_Goal of the exercise_
Transcribe all of the data exactly. Omit the pictures.

▬▬▬▬▬▬▬▬▬▬

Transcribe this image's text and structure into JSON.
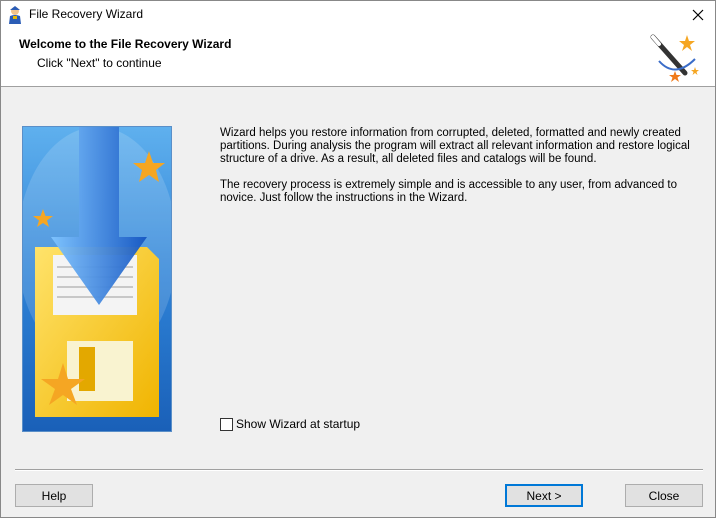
{
  "window": {
    "title": "File Recovery Wizard"
  },
  "header": {
    "title": "Welcome to the File Recovery Wizard",
    "subtitle": "Click \"Next\" to continue"
  },
  "content": {
    "paragraph1": "Wizard helps you restore information from corrupted, deleted, formatted and newly created partitions. During analysis the program will extract all relevant information and restore logical structure of a drive. As a result, all deleted files and catalogs will be found.",
    "paragraph2": "The recovery process is extremely simple and is accessible to any user, from advanced to novice. Just follow the instructions in the Wizard.",
    "show_wizard_label": "Show Wizard at startup",
    "show_wizard_checked": false
  },
  "buttons": {
    "help": "Help",
    "next": "Next >",
    "close": "Close"
  },
  "icons": {
    "app": "wizard-person-icon",
    "header": "magic-wand-icon",
    "close": "close-icon"
  }
}
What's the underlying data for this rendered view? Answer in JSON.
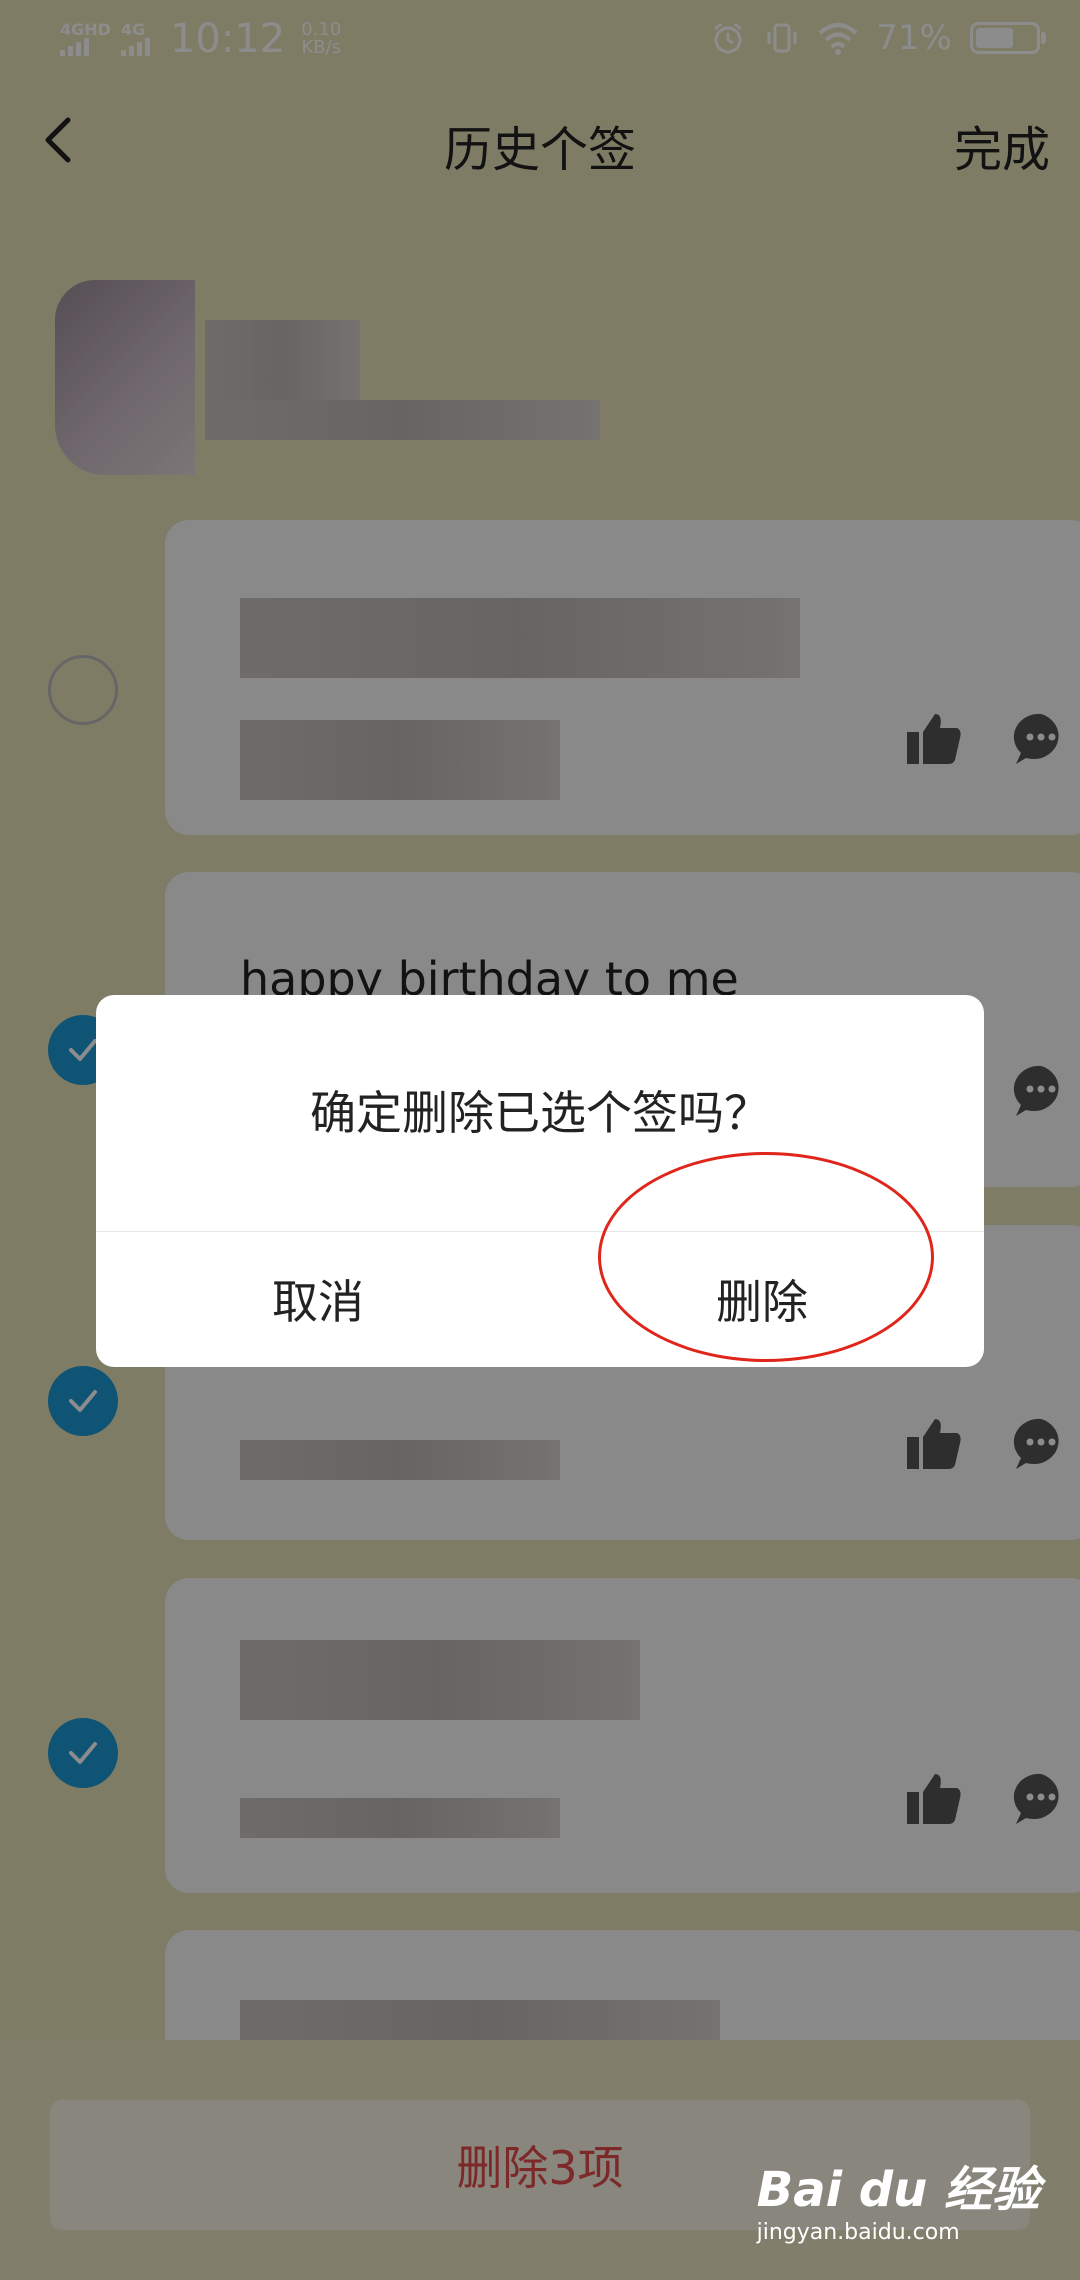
{
  "status_bar": {
    "signal1": "4GHD",
    "signal2": "4G",
    "time": "10:12",
    "speed_value": "0.10",
    "speed_unit": "KB/s",
    "battery_pct": "71%",
    "battery_level": 0.71
  },
  "nav": {
    "title": "历史个签",
    "done_label": "完成"
  },
  "cards": [
    {
      "text": "",
      "checked": false
    },
    {
      "text": "happy birthday to me",
      "checked": true
    },
    {
      "text": "",
      "checked": true
    },
    {
      "text": "",
      "checked": true
    }
  ],
  "bottom_bar": {
    "delete_label": "删除3项"
  },
  "dialog": {
    "message": "确定删除已选个签吗？",
    "cancel_label": "取消",
    "delete_label": "删除"
  },
  "watermark": {
    "brand": "Bai du 经验",
    "url": "jingyan.baidu.com"
  },
  "colors": {
    "accent_check": "#1d9ad6",
    "delete_red": "#e34b4b",
    "highlight_ring": "#e0251b"
  }
}
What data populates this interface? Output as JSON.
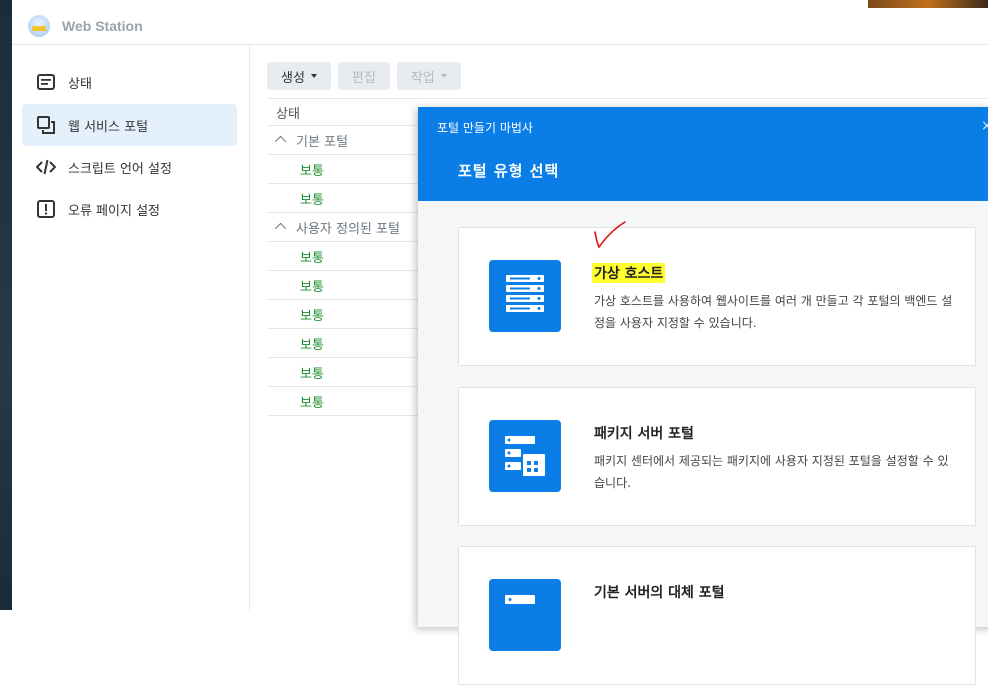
{
  "app": {
    "title": "Web Station"
  },
  "sidebar": {
    "items": [
      {
        "label": "상태",
        "icon": "status-list-icon",
        "active": false
      },
      {
        "label": "웹 서비스 포털",
        "icon": "portal-windows-icon",
        "active": true
      },
      {
        "label": "스크립트 언어 설정",
        "icon": "code-icon",
        "active": false
      },
      {
        "label": "오류 페이지 설정",
        "icon": "error-icon",
        "active": false
      }
    ]
  },
  "toolbar": {
    "create_label": "생성",
    "edit_label": "편집",
    "action_label": "작업"
  },
  "table": {
    "header_status": "상태",
    "groups": [
      {
        "label": "기본 포털",
        "rows": [
          "보통",
          "보통"
        ]
      },
      {
        "label": "사용자 정의된 포털",
        "rows": [
          "보통",
          "보통",
          "보통",
          "보통",
          "보통",
          "보통"
        ]
      }
    ]
  },
  "modal": {
    "subtitle": "포털 만들기 마법사",
    "close": "×",
    "title": "포털 유형 선택",
    "cards": [
      {
        "title": "가상 호스트",
        "desc": "가상 호스트를 사용하여 웹사이트를 여러 개 만들고 각 포털의 백엔드 설정을 사용자 지정할 수 있습니다.",
        "icon": "server-stack-icon",
        "highlight": true
      },
      {
        "title": "패키지 서버 포털",
        "desc": "패키지 센터에서 제공되는 패키지에 사용자 지정된 포털을 설정할 수 있습니다.",
        "icon": "package-server-icon",
        "highlight": false
      },
      {
        "title": "기본 서버의 대체 포털",
        "desc": "",
        "icon": "default-server-icon",
        "highlight": false
      }
    ]
  },
  "colors": {
    "accent": "#0a7ee6",
    "ok": "#1a8f2e",
    "highlight": "#ffff2e",
    "annotation": "#e01010"
  }
}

▬▬▬▬▬▬▬▬▬▬

_Output for this task_
Transcribe this image's text and structure into JSON.
{
  "window": {
    "title": "File Recovery Wizard"
  },
  "header": {
    "title": "Welcome to the File Recovery Wizard",
    "subtitle": "Click \"Next\" to continue"
  },
  "content": {
    "paragraph1": "Wizard helps you restore information from corrupted, deleted, formatted and newly created partitions. During analysis the program will extract all relevant information and restore logical structure of a drive. As a result, all deleted files and catalogs will be found.",
    "paragraph2": "The recovery process is extremely simple and is accessible to any user, from advanced to novice. Just follow the instructions in the Wizard.",
    "show_wizard_label": "Show Wizard at startup",
    "show_wizard_checked": false
  },
  "buttons": {
    "help": "Help",
    "next": "Next >",
    "close": "Close"
  },
  "icons": {
    "app": "wizard-person-icon",
    "header": "magic-wand-icon",
    "close": "close-icon"
  }
}
What's the underlying data for this rendered view? Answer in JSON.
{
  "status_bar": {
    "signal1": "4GHD",
    "signal2": "4G",
    "time": "10:12",
    "speed_value": "0.10",
    "speed_unit": "KB/s",
    "battery_pct": "71%",
    "battery_level": 0.71
  },
  "nav": {
    "title": "历史个签",
    "done_label": "完成"
  },
  "cards": [
    {
      "text": "",
      "checked": false
    },
    {
      "text": "happy birthday to me",
      "checked": true
    },
    {
      "text": "",
      "checked": true
    },
    {
      "text": "",
      "checked": true
    }
  ],
  "bottom_bar": {
    "delete_label": "删除3项"
  },
  "dialog": {
    "message": "确定删除已选个签吗？",
    "cancel_label": "取消",
    "delete_label": "删除"
  },
  "watermark": {
    "brand": "Bai du 经验",
    "url": "jingyan.baidu.com"
  },
  "colors": {
    "accent_check": "#1d9ad6",
    "delete_red": "#e34b4b",
    "highlight_ring": "#e0251b"
  }
}
What data populates this interface? Output as JSON.
{
  "app": {
    "title": "Web Station"
  },
  "sidebar": {
    "items": [
      {
        "label": "상태",
        "icon": "status-list-icon",
        "active": false
      },
      {
        "label": "웹 서비스 포털",
        "icon": "portal-windows-icon",
        "active": true
      },
      {
        "label": "스크립트 언어 설정",
        "icon": "code-icon",
        "active": false
      },
      {
        "label": "오류 페이지 설정",
        "icon": "error-icon",
        "active": false
      }
    ]
  },
  "toolbar": {
    "create_label": "생성",
    "edit_label": "편집",
    "action_label": "작업"
  },
  "table": {
    "header_status": "상태",
    "groups": [
      {
        "label": "기본 포털",
        "rows": [
          "보통",
          "보통"
        ]
      },
      {
        "label": "사용자 정의된 포털",
        "rows": [
          "보통",
          "보통",
          "보통",
          "보통",
          "보통",
          "보통"
        ]
      }
    ]
  },
  "modal": {
    "subtitle": "포털 만들기 마법사",
    "close": "×",
    "title": "포털 유형 선택",
    "cards": [
      {
        "title": "가상 호스트",
        "desc": "가상 호스트를 사용하여 웹사이트를 여러 개 만들고 각 포털의 백엔드 설정을 사용자 지정할 수 있습니다.",
        "icon": "server-stack-icon",
        "highlight": true
      },
      {
        "title": "패키지 서버 포털",
        "desc": "패키지 센터에서 제공되는 패키지에 사용자 지정된 포털을 설정할 수 있습니다.",
        "icon": "package-server-icon",
        "highlight": false
      },
      {
        "title": "기본 서버의 대체 포털",
        "desc": "",
        "icon": "default-server-icon",
        "highlight": false
      }
    ]
  },
  "colors": {
    "accent": "#0a7ee6",
    "ok": "#1a8f2e",
    "highlight": "#ffff2e",
    "annotation": "#e01010"
  }
}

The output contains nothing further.